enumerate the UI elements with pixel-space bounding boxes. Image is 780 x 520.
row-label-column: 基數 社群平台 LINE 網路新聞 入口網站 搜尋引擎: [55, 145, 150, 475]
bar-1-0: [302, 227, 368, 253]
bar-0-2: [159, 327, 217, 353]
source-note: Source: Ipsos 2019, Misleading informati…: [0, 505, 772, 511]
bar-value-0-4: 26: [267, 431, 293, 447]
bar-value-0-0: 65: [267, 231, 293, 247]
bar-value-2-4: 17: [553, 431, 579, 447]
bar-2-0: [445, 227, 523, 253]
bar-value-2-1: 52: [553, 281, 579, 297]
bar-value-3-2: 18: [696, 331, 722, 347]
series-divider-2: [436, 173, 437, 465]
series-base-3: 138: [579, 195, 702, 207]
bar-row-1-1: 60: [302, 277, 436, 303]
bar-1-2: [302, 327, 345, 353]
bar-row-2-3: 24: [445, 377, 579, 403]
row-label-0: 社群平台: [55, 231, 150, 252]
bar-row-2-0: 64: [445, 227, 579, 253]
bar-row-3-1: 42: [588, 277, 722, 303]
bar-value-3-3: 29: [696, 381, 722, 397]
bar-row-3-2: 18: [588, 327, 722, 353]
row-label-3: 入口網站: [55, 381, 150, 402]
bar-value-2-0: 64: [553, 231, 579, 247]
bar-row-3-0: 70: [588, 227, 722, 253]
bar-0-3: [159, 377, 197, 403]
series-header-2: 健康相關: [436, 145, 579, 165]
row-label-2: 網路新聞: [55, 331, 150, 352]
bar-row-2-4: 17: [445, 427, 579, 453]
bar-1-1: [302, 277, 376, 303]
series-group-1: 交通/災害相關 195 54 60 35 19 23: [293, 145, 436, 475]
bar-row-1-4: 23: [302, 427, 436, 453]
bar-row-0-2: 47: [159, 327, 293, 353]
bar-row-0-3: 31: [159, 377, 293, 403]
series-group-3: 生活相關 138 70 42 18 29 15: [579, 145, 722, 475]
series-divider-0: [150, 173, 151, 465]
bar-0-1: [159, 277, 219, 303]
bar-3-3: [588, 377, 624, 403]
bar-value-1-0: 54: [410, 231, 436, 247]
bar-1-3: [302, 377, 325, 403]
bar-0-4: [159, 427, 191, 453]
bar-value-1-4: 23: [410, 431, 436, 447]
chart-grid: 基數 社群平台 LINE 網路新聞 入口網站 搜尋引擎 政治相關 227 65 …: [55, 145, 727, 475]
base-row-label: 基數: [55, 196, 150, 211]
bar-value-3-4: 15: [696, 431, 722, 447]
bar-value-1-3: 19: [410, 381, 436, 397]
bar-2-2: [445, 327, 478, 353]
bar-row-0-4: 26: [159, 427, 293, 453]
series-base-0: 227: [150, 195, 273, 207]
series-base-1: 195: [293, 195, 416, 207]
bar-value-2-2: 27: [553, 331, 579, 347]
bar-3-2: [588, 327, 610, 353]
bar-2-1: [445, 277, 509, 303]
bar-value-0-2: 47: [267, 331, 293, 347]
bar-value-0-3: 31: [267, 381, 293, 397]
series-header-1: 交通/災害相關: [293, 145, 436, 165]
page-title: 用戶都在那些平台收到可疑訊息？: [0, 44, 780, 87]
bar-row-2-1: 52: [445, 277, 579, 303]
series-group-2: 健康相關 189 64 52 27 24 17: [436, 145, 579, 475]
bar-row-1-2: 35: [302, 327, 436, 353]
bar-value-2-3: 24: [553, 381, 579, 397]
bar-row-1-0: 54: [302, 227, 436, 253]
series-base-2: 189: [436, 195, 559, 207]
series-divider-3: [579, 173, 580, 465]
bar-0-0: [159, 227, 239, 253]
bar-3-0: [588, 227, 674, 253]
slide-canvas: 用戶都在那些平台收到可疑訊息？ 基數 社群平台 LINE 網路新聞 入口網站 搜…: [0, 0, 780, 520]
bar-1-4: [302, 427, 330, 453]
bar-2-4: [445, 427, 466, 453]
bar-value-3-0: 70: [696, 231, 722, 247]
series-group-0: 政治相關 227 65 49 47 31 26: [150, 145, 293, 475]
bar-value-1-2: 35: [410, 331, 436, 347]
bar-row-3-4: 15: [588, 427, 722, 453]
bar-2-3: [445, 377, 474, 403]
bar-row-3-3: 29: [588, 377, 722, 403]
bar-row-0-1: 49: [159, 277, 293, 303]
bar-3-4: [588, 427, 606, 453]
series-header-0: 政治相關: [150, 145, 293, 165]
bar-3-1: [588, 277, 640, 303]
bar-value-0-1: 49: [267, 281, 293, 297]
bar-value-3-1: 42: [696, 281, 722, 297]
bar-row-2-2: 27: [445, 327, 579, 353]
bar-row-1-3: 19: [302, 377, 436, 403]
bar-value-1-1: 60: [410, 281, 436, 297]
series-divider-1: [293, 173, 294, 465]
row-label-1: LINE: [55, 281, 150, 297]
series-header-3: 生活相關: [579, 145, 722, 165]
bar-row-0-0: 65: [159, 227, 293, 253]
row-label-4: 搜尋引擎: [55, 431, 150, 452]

::::::::

Stated goal
Please pull together every line of the material above that contains the string "社群平台". Case counts.

Solution to the problem
row-label-column: 基數 社群平台 LINE 網路新聞 入口網站 搜尋引擎: [55, 145, 150, 475]
row-label-0: 社群平台: [55, 231, 150, 252]
chart-grid: 基數 社群平台 LINE 網路新聞 入口網站 搜尋引擎 政治相關 227 65 …: [55, 145, 727, 475]
slide-canvas: 用戶都在那些平台收到可疑訊息？ 基數 社群平台 LINE 網路新聞 入口網站 搜…: [0, 0, 780, 520]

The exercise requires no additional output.